TASK: Copy every record word for word.

GIVEN INFORMATION:
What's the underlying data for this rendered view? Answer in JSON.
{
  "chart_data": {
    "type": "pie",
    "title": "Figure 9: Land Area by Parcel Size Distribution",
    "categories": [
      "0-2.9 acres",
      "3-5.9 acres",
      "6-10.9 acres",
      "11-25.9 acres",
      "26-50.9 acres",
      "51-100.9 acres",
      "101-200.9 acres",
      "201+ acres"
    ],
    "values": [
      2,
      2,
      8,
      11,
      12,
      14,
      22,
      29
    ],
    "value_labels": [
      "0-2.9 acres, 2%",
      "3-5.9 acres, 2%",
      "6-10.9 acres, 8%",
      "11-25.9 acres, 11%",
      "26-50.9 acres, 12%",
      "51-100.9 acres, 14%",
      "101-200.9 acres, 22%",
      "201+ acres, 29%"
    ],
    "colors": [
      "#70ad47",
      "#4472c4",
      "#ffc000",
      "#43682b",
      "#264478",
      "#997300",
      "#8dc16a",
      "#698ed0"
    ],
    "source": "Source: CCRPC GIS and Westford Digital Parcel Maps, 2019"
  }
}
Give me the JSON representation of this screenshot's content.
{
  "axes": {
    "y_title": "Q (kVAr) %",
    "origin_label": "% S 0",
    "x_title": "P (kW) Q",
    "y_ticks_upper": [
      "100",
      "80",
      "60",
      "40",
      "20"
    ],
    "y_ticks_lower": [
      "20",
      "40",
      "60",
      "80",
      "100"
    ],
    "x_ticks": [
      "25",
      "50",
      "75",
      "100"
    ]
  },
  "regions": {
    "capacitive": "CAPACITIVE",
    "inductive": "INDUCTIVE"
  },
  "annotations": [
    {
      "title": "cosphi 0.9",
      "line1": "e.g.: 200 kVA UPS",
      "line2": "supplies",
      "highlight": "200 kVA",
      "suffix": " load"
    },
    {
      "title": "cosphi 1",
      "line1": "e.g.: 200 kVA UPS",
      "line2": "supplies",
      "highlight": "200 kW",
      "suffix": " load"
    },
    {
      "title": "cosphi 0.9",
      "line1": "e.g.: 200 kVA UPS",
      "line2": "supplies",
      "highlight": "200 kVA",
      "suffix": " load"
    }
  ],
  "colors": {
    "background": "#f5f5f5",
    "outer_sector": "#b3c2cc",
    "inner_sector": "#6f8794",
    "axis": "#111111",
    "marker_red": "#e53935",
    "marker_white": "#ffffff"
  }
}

REPLY:
What's the underlying data for this rendered view? Answer in JSON.
{
  "chart_data": {
    "type": "pie",
    "title": "Figure 9: Land Area by Parcel Size Distribution",
    "categories": [
      "0-2.9 acres",
      "3-5.9 acres",
      "6-10.9 acres",
      "11-25.9 acres",
      "26-50.9 acres",
      "51-100.9 acres",
      "101-200.9 acres",
      "201+ acres"
    ],
    "values": [
      2,
      2,
      8,
      11,
      12,
      14,
      22,
      29
    ],
    "value_labels": [
      "0-2.9 acres, 2%",
      "3-5.9 acres, 2%",
      "6-10.9 acres, 8%",
      "11-25.9 acres, 11%",
      "26-50.9 acres, 12%",
      "51-100.9 acres, 14%",
      "101-200.9 acres, 22%",
      "201+ acres, 29%"
    ],
    "colors": [
      "#70ad47",
      "#4472c4",
      "#ffc000",
      "#43682b",
      "#264478",
      "#997300",
      "#8dc16a",
      "#698ed0"
    ],
    "source": "Source: CCRPC GIS and Westford Digital Parcel Maps, 2019"
  }
}
Give me the JSON representation of this screenshot's content.
{
  "axes": {
    "y_title": "Q (kVAr) %",
    "origin_label": "% S 0",
    "x_title": "P (kW) Q",
    "y_ticks_upper": [
      "100",
      "80",
      "60",
      "40",
      "20"
    ],
    "y_ticks_lower": [
      "20",
      "40",
      "60",
      "80",
      "100"
    ],
    "x_ticks": [
      "25",
      "50",
      "75",
      "100"
    ]
  },
  "regions": {
    "capacitive": "CAPACITIVE",
    "inductive": "INDUCTIVE"
  },
  "annotations": [
    {
      "title": "cosphi 0.9",
      "line1": "e.g.: 200 kVA UPS",
      "line2": "supplies",
      "highlight": "200 kVA",
      "suffix": " load"
    },
    {
      "title": "cosphi 1",
      "line1": "e.g.: 200 kVA UPS",
      "line2": "supplies",
      "highlight": "200 kW",
      "suffix": " load"
    },
    {
      "title": "cosphi 0.9",
      "line1": "e.g.: 200 kVA UPS",
      "line2": "supplies",
      "highlight": "200 kVA",
      "suffix": " load"
    }
  ],
  "colors": {
    "background": "#f5f5f5",
    "outer_sector": "#b3c2cc",
    "inner_sector": "#6f8794",
    "axis": "#111111",
    "marker_red": "#e53935",
    "marker_white": "#ffffff"
  }
}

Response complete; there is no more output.